| To be done |
From the entries below, pull out each line where "points" appears.

| Dataset records |

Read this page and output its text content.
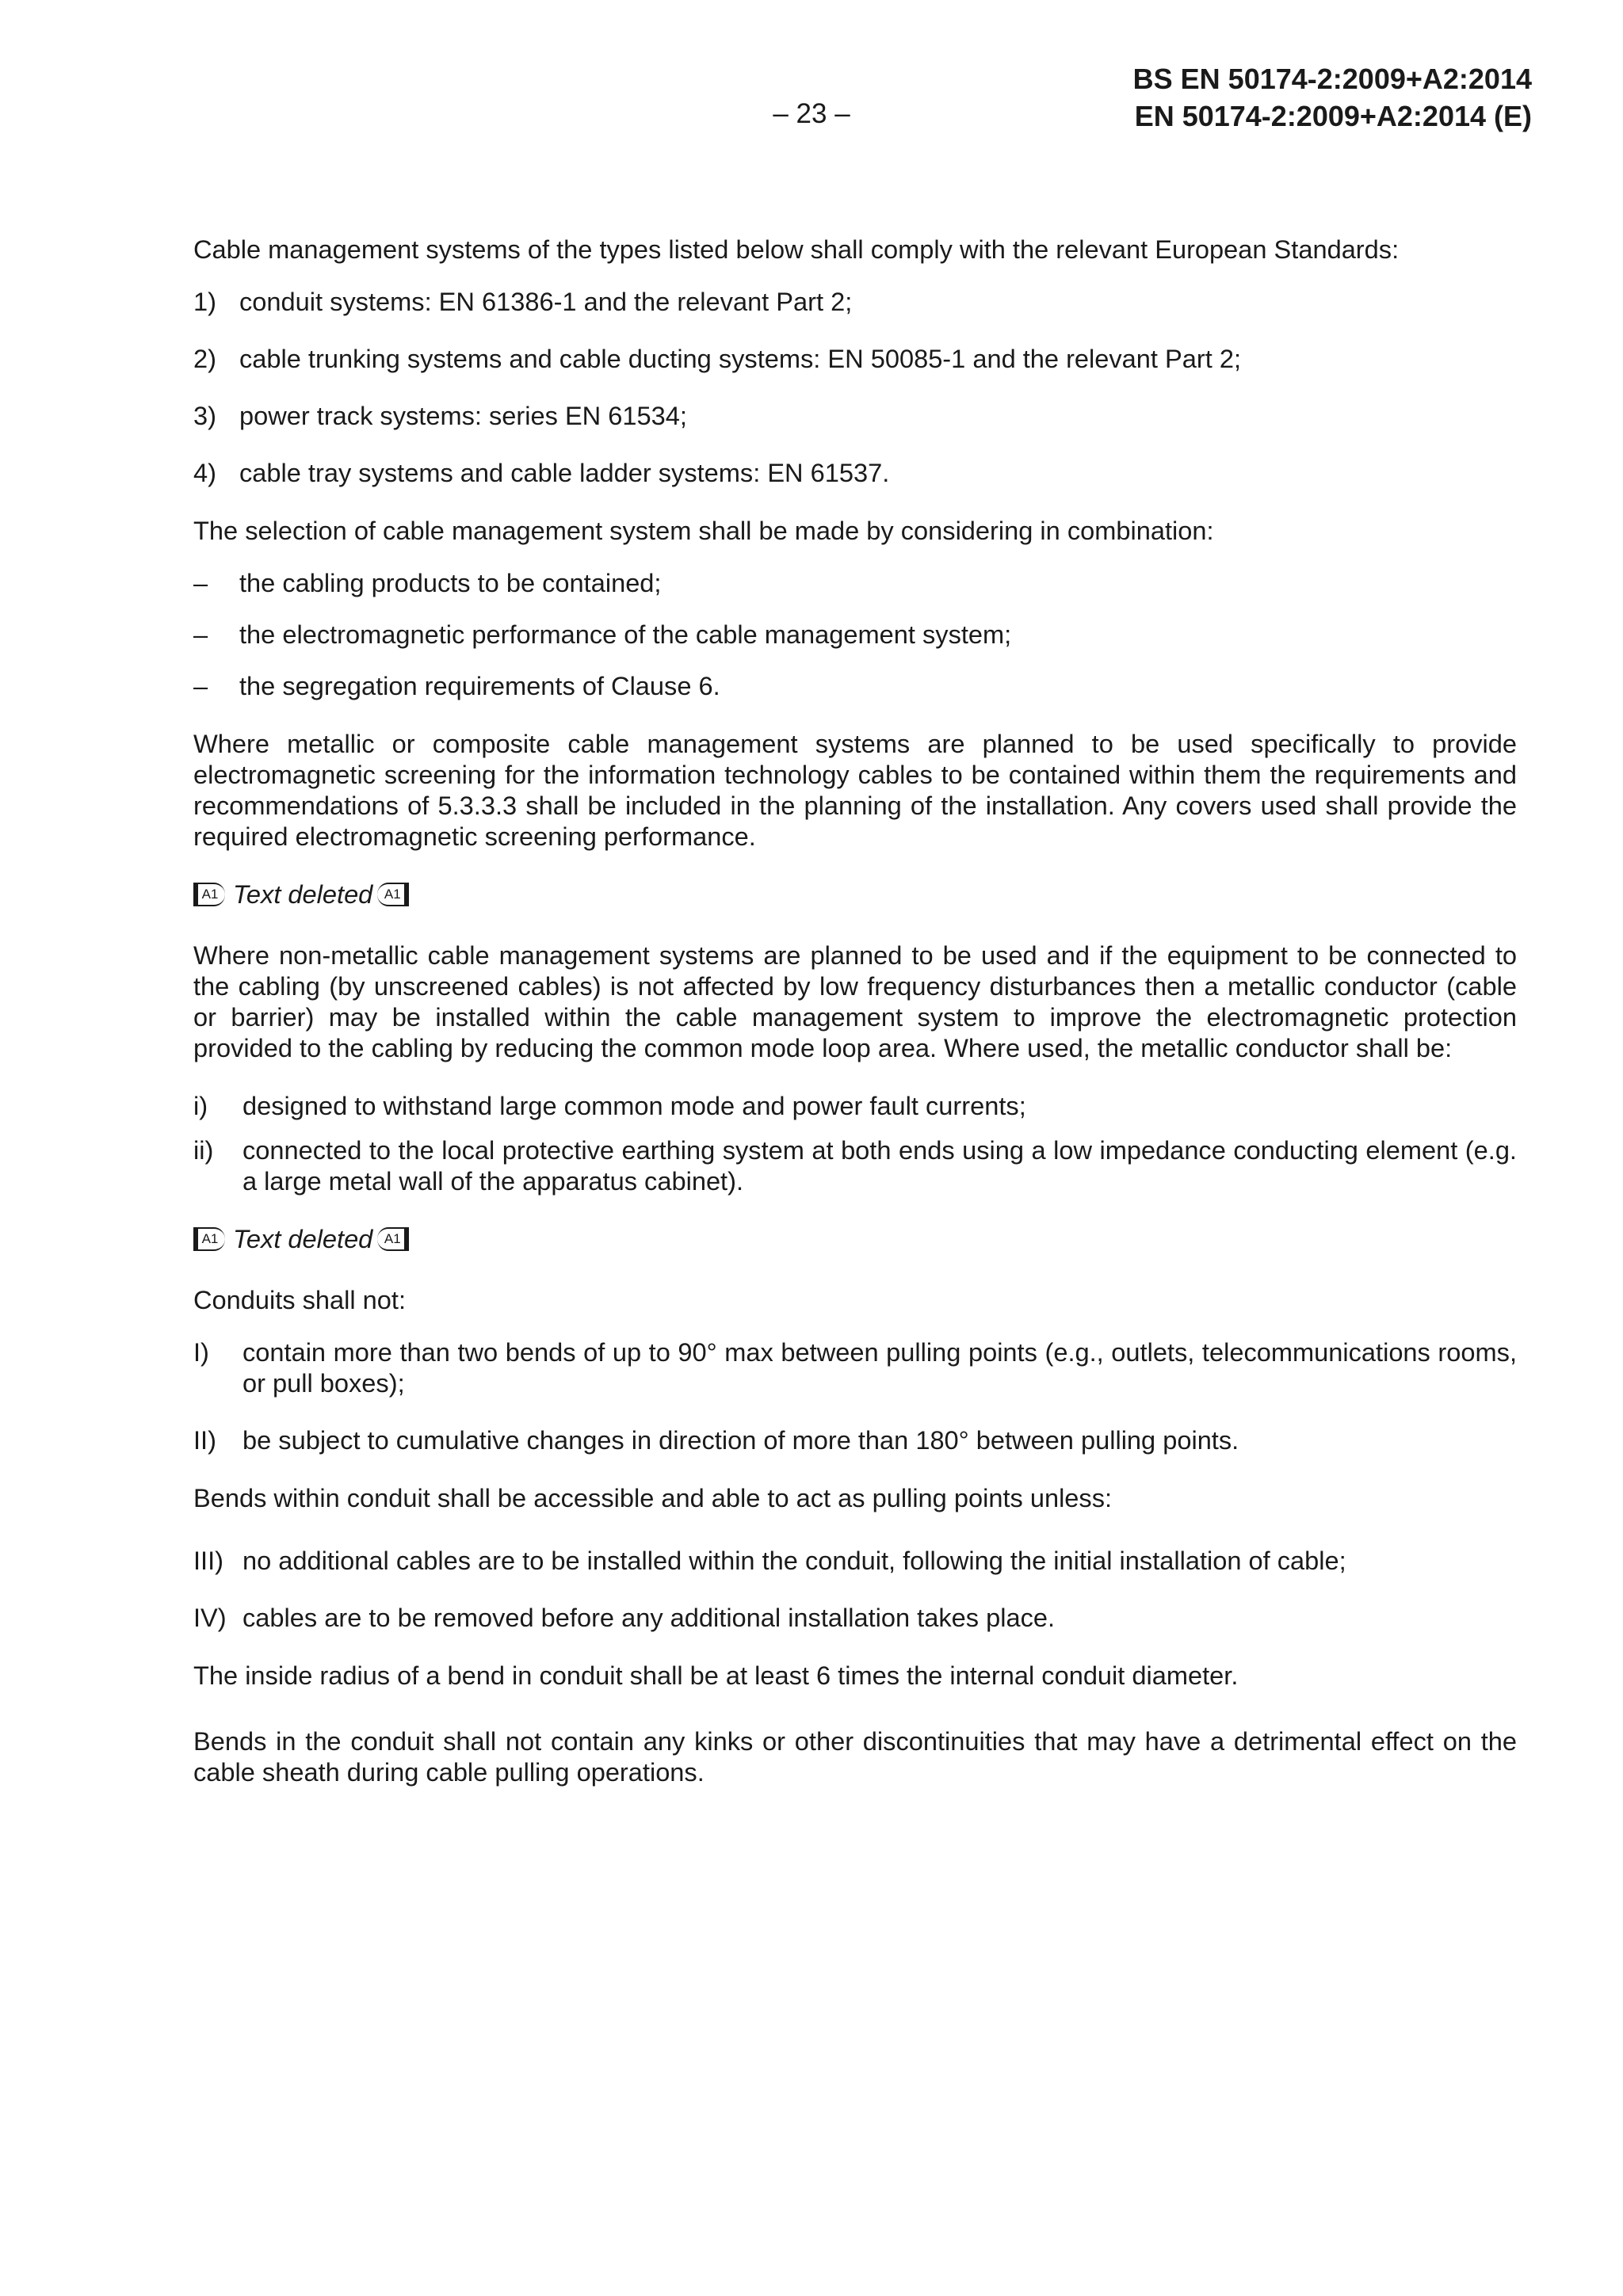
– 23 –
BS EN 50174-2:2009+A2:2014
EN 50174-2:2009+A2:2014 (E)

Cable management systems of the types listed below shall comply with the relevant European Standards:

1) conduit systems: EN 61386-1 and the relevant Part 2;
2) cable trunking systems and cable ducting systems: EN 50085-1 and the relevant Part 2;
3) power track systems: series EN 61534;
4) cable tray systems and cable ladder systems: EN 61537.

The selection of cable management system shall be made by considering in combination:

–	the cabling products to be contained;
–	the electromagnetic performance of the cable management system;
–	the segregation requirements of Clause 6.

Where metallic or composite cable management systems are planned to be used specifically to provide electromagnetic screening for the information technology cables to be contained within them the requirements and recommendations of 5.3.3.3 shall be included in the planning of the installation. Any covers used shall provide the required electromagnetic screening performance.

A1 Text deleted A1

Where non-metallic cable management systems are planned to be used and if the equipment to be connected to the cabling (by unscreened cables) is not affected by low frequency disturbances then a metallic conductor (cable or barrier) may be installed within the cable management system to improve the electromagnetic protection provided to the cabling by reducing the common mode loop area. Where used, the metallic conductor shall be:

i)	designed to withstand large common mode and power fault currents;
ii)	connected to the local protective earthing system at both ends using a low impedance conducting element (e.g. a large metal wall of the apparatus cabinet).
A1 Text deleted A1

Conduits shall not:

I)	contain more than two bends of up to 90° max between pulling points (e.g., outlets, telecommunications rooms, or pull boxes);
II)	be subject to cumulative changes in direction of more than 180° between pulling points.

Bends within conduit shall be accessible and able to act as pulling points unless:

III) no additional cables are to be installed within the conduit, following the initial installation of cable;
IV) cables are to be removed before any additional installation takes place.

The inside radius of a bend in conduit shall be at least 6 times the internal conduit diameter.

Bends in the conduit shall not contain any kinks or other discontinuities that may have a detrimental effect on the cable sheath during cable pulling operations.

| Response for this exercise |
I)	contain more than two bends of up to 90° max between pulling points (e.g., outlets, telecommunications rooms, or pull boxes);
II)	be subject to cumulative changes in direction of more than 180° between pulling points.
Bends within conduit shall be accessible and able to act as pulling points unless:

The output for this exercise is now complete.